- _Trecho do texto_:
# # # #

A presença de hiperlexia em cerca de 10 a 20% dos autistas é um fato que merece maiores investigações, podendo representar a variante extrema de um perfil cognitivo mais amplo. Aparentemente, todo o processo de aquisição da leitura é diferente na hiperlexia, o que é consistente com o modelo que propõe que a percepção autística tem papel decisivo nas operações cognitivas mais complexas. A detecção de padrões, de informações que se repetem de determinadas maneiras, também parece mediar o aprendizado por associações que observamos nos autistas.
Da mesma forma que a ecolalia constitui um estágio não comunicativo na direção do acesso à linguagem, a hiperlexia pode ser mais que leitura sem significado, não comunicativa. Pode ser um passo em direção da compreensão da comunicação escrita e oral. Este entendimento é essencial para adaptações pedagógicas e educacionais. Se a hiperexia é parte da sequência de aprendizagem da linguagem de crianças autistas, tentativas de substituí-la por métodos padrões não serão tão bem sucedidas. Devemos estar alertas para intervenções que propõem eliminação de interesses e comportamentos restritos como se fossem impeditivos para a aprendizagem apropriada.

# # # #

(Itens armazenados de uma coleção)

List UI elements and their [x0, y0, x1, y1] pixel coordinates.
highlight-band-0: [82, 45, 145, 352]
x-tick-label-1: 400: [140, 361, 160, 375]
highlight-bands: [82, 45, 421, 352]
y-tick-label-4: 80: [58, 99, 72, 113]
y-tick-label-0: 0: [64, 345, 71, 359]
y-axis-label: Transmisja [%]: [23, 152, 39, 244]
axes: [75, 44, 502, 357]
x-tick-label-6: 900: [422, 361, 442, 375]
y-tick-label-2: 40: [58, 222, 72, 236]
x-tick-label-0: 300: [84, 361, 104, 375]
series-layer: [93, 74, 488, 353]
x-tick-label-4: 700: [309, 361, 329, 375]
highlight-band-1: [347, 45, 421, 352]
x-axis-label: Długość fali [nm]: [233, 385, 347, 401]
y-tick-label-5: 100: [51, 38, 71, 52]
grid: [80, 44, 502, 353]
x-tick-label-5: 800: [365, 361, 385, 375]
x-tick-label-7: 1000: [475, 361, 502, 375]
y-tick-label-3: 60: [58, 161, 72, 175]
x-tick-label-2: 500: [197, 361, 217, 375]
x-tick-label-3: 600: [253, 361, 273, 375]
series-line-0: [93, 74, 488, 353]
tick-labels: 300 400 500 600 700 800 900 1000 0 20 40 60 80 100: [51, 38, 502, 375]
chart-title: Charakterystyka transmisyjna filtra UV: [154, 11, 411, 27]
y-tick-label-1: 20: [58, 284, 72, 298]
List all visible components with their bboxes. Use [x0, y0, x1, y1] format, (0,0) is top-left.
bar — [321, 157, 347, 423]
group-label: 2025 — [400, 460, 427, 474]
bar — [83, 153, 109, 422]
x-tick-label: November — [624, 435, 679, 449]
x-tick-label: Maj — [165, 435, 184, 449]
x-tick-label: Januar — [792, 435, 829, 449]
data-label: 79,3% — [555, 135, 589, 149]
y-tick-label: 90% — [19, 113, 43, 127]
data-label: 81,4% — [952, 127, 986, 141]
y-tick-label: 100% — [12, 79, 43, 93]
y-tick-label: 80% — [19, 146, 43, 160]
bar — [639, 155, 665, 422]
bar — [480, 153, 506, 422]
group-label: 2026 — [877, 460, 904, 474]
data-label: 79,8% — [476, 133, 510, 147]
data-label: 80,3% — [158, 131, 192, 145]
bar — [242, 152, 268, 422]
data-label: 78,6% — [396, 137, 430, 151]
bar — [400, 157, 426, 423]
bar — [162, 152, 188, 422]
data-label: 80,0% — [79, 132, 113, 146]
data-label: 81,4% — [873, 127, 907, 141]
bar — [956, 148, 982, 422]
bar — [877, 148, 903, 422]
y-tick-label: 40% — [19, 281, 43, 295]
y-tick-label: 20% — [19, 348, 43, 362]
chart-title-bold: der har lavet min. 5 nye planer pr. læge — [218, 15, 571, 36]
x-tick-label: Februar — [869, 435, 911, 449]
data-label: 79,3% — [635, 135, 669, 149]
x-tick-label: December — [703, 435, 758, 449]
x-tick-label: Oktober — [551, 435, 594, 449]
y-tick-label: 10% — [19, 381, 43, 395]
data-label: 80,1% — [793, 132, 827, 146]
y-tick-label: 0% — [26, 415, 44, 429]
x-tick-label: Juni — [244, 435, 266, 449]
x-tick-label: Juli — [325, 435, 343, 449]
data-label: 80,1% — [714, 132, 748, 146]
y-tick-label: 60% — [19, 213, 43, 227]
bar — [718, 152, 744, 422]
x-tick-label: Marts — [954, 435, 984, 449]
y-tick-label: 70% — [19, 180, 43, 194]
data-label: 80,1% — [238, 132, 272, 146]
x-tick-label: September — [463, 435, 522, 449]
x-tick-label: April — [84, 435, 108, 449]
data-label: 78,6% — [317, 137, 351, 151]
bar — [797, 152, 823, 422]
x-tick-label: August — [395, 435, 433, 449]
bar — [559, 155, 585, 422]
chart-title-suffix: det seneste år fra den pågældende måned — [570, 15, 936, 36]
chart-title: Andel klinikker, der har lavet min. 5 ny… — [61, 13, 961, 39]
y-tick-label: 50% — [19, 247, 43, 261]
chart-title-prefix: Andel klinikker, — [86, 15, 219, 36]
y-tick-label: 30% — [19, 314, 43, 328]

# # # #

- _Ações necessárias_:
#1 Por favor, resuma o texto sobre hiperlexia em duas frases.
#2 Retome o texto sobre hiperlexia logo após a última frase e continue a redação a partir desse ponto.
Os itens não têm relação com o texto sobre hiperlexia.

- _Respostas escritas_:
#1 A hiperlexia, presente em cerca de 10 a 20% dos autistas, merece maiores investigações, e nela todo o processo de aquisição da leitura parece diferente, o que é consistente com o modelo que atribui à percepção autística papel decisivo nas operações cognitivas mais complexas. Assim como a ecolalia, a hiperlexia pode ser um passo em direção à compreensão da comunicação escrita e oral, entendimento essencial para adaptações pedagógicas e educacionais que pede cautela diante de intervenções que propõem eliminar interesses e comportamentos restritos.

#2
Intervenções
O papel das intervenções deve ser o de assegurar que o desenvolvimento da hiperlexia resulte em benefícios adaptativos, o que não necessariamente coincide com a redução das características autísticas. Pode ser vantajoso seguir a sequência própria do desenvolvimento autista, oferecendo-se à criança estímulos nos quais ela demonstra interesse espontâneo e maior capacidade de processar.